§ **TASKS**:
(1) According to the article on Ohio's fantasy sports debate, how many fantasy players are estimated to be in Ohio?
(2) In the article on Ohio's fantasy sports debate, change "robust" to "substantial" in the passage from "Still, interest in" up to and including "ESPN and Yahoo.", and write the passage out.
(3) Carry the article on Ohio's fantasy sports debate on past its final sentence.

§ **SOURCE EXTRACT**:
==========
Fantasy’s reality is debated in state

There are 25 to 30 fantasy sports operators, most of which are small, in Ohio, Steve Brubaker, the executive director of the Small Businesses of Fantasy Sports Trade Association, said at the recent state Senate hearing.

Al Ross owns one in Akron — fanDaction, a DFS company that in 2016 struck an endorsement deal with Pete Rose. But Ross shut down fanDaction a few months ago, and said he’s “talked to a couple people” about selling it.

“There’s just no money in the industry,” said Ross, who founded fanDaction in 2014 with his son, Brian, and nephew Michael BenShimon.

At one point, DraftKings and FanDuel were swimming in cash, each valued at more than $1 billion, but even the industry leaders have faced plenty of challenges as DFS came under scrutiny from legislators. A proposed merger of the two was called off in July, after drawing federal antitrust concerns.

Still, interest in fantasy sports remains strong, with an estimated 59.3 million players in the U.S. and Canada, according to the FSTA. The number has gone up in each of the last six years, and is 17.8 million ahead of the 2014 figure.

Ohio has one of the most robust tallies, with an estimated 1.9 million fantasy players, the FSTA said.

The legislation, if enacted, wouldn’t affect those who play in fantasy contests with family and friends on free sites such as ESPN and Yahoo.

And Dever, one of the bill’s proponents, said it wouldn’t be a money-maker for the state — though the fantasy operators would be expected to pay all applicable federal and state taxes.

The registration and renewal fees are designed to pay for the regulators to “implement the statute and nothing more,” Dever said.

That’s likely encouraging news for Brubaker, who represents the FSTA’s small businesses.

In his testimony before the Senate Finance Committee, Brubaker recommended that the Ohio Casino Control Commission “use a percentage of gross income — entry fees less winnings paid” — to set the licensing fees.
==========
[Stored records]
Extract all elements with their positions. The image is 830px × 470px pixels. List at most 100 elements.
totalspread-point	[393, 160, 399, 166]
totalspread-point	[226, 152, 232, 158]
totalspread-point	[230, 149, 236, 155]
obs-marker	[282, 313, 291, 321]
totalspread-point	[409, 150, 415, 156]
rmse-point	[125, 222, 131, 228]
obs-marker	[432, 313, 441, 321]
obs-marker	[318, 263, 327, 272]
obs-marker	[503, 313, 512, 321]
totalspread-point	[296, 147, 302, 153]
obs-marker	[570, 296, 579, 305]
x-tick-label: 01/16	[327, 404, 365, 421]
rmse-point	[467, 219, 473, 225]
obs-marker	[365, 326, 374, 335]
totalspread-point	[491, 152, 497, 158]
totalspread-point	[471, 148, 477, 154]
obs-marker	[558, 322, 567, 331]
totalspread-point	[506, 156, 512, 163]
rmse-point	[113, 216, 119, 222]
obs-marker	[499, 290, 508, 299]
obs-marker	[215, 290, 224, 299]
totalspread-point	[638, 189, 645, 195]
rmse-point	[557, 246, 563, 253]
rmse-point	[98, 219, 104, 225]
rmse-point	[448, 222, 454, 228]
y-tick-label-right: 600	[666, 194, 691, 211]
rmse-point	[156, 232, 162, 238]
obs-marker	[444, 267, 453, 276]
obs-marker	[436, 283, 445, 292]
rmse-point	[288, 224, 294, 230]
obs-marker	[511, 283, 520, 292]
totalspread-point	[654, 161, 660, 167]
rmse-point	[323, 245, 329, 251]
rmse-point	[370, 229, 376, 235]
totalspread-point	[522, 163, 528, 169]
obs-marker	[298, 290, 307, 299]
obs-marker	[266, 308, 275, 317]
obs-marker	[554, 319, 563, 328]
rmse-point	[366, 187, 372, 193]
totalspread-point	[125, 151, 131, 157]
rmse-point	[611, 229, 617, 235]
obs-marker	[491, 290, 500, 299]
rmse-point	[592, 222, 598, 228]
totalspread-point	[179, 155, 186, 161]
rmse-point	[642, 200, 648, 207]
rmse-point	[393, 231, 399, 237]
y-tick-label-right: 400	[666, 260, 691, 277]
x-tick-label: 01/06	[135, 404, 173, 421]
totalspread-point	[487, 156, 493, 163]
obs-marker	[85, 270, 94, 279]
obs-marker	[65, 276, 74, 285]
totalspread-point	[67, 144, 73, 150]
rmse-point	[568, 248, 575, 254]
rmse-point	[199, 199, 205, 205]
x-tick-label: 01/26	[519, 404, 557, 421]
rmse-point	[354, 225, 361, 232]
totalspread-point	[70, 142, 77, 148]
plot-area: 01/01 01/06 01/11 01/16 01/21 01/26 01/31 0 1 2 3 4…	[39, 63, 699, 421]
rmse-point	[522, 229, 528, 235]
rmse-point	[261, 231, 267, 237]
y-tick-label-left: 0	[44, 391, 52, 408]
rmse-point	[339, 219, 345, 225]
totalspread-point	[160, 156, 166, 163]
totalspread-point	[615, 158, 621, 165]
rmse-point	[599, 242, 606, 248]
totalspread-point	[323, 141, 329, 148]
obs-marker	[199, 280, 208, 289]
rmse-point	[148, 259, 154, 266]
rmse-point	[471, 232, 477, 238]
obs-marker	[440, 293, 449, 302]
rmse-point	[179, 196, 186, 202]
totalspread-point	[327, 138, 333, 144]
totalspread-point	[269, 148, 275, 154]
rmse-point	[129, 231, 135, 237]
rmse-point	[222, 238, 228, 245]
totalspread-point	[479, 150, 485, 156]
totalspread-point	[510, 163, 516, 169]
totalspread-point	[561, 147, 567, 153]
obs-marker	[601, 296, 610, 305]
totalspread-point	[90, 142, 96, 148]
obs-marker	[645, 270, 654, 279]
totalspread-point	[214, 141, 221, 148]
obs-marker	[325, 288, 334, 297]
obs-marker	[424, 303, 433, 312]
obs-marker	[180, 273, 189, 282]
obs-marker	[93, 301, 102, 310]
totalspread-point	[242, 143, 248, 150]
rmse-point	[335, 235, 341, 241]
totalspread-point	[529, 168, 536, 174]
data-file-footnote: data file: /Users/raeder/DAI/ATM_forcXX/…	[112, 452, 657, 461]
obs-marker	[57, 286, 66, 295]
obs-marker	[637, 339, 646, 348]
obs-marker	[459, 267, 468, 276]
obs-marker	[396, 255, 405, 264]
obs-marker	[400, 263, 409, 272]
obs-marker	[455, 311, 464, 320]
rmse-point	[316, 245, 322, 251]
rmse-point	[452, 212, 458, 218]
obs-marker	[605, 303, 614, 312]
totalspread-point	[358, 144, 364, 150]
==========
§ **ANSWERS FOR THIS EXERCISE**:
(1) An estimated 1.9 million.

(2)
Still, interest in fantasy sports remains strong, with an estimated 59.3 million players in the U.S. and Canada, according to the FSTA. The number has gone up in each of the last six years, and is 17.8 million ahead of the 2014 figure.

Ohio has one of the most substantial tallies, with an estimated 1.9 million fantasy players, the FSTA said.

The legislation, if enacted, wouldn’t affect those who play in fantasy contests with family and friends on free sites such as ESPN and Yahoo.

(3)
Included in the minutes from the hearing were letters from Robert Castellini, the CEO of the Reds, and Andy Loughnane, the Crew’s president of business operations.

“The future of fantasy sports is important to Major League Baseball and the Cincinnati Reds,” Castellini wrote.

MLB has an exclusive partnership with DraftKings, plus an equity stake, and the NBA in 2014 agreed to a four-year deal with FanDuel that included an equity stake.

The Browns, Cavs and Indians haven’t taken a public stance on Ohio’s proposed fantasy sports legislation, though the Browns and Cavs have sponsorship deals with FanDuel.

On the other end of the fantasy sports spectrum is Day, who is a vice president of engineering at an Akron startup.

“People sometimes mistakenly think that the fantasy sports industry consists of only the two big companies that everyone’s heard of,” he wrote in his letter to the Ohio Senate. “There are many small businesses like mine that don’t provide contests, but contribute to the industry just the same.”

This fight, however, has brought both big and small operators together.

The industry has quite a few major backers in the state, and one, Dever, doesn’t even play fantasy sports.

“This is a bill that strikes a balance between defining it and providing those protections,” the Republican from suburban Cincinnati said.